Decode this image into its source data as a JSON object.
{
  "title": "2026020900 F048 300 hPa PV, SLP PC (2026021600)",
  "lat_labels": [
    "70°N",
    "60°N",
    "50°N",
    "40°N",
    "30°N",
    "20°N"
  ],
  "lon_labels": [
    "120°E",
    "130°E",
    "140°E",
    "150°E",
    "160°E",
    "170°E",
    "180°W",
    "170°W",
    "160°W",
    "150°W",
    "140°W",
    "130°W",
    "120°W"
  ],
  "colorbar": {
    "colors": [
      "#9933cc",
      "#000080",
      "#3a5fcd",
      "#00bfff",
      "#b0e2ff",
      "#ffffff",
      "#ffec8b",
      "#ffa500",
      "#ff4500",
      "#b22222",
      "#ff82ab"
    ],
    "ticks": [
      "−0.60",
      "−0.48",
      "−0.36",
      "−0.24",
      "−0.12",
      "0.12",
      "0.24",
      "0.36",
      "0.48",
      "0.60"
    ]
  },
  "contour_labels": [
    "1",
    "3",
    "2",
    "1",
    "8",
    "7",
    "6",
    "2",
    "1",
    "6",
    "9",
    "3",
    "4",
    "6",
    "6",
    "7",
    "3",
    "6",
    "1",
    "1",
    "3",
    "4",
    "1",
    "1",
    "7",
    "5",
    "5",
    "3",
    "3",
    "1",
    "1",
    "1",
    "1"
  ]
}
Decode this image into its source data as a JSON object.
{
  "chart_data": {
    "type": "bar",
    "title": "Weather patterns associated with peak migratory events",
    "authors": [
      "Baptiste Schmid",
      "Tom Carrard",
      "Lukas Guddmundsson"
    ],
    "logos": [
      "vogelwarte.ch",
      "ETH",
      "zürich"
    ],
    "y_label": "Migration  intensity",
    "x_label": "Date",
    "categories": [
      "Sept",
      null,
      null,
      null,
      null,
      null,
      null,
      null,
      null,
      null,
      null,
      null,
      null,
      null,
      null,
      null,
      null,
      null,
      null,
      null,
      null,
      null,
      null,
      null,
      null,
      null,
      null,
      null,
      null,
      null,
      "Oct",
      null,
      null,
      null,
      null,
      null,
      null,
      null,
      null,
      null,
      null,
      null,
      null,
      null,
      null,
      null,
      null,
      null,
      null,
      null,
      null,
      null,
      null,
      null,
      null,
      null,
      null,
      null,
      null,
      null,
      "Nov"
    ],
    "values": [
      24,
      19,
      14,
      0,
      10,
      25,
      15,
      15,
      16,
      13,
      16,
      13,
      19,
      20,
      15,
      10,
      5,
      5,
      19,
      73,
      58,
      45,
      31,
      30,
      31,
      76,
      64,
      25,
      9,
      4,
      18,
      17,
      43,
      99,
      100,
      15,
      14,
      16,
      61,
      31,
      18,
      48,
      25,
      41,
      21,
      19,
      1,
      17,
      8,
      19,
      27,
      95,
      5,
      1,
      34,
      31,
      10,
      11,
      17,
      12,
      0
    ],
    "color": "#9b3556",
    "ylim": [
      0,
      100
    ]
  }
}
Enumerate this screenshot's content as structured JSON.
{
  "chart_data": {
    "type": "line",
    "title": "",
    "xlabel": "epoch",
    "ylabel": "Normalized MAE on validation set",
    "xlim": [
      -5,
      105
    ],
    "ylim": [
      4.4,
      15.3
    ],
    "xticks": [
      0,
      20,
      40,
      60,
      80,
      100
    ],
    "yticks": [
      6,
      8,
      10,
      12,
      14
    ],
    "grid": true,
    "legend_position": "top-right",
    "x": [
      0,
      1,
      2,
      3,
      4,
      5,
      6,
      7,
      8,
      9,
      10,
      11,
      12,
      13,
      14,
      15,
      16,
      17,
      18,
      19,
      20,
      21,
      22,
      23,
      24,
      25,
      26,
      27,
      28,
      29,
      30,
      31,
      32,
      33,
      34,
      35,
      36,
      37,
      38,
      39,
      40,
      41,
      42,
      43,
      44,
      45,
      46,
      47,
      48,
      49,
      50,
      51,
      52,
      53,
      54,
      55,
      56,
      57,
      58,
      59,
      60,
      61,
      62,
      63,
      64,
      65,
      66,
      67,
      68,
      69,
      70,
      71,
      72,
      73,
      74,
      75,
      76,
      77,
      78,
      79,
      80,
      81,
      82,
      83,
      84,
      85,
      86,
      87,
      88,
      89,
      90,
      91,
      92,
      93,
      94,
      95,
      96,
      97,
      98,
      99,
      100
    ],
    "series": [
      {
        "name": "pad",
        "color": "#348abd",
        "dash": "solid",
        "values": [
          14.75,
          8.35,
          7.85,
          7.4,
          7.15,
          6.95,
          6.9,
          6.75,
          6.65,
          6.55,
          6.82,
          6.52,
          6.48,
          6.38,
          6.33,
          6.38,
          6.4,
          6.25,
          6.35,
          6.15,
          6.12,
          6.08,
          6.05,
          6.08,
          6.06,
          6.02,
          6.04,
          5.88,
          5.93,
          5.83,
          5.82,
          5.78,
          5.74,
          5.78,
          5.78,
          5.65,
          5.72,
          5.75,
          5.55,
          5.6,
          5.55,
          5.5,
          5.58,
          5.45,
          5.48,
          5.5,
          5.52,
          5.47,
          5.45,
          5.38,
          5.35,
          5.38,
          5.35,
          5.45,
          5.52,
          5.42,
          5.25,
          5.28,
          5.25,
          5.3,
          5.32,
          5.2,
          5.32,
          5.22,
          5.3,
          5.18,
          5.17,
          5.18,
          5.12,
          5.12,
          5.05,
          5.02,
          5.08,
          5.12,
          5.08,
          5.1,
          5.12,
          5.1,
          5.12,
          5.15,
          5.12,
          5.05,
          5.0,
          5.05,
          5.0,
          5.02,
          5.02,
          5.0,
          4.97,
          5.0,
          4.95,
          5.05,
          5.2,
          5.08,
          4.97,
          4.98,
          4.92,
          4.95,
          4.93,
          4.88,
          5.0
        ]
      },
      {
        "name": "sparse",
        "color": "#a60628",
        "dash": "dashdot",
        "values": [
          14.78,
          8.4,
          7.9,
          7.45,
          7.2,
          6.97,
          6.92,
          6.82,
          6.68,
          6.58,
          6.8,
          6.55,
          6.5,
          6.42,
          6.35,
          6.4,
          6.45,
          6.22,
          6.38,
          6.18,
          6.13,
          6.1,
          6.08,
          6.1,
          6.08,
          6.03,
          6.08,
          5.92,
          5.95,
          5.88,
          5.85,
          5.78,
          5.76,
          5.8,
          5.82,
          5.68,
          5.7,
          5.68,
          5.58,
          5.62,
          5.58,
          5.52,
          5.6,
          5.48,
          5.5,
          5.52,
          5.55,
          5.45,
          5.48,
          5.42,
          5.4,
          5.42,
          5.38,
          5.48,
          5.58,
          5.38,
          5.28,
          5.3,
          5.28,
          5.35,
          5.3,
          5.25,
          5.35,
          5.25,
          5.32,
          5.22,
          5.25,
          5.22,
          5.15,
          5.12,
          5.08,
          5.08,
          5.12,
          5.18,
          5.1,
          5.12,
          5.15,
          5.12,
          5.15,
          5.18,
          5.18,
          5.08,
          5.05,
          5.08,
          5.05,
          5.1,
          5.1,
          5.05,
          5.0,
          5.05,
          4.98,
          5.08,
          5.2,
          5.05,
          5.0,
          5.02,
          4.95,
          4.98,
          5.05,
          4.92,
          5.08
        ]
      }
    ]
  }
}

● DO THIS
Of the lines in this listing, how many contain "title"? Reply with the number and nothing more.

● RIGHT ANSWER
3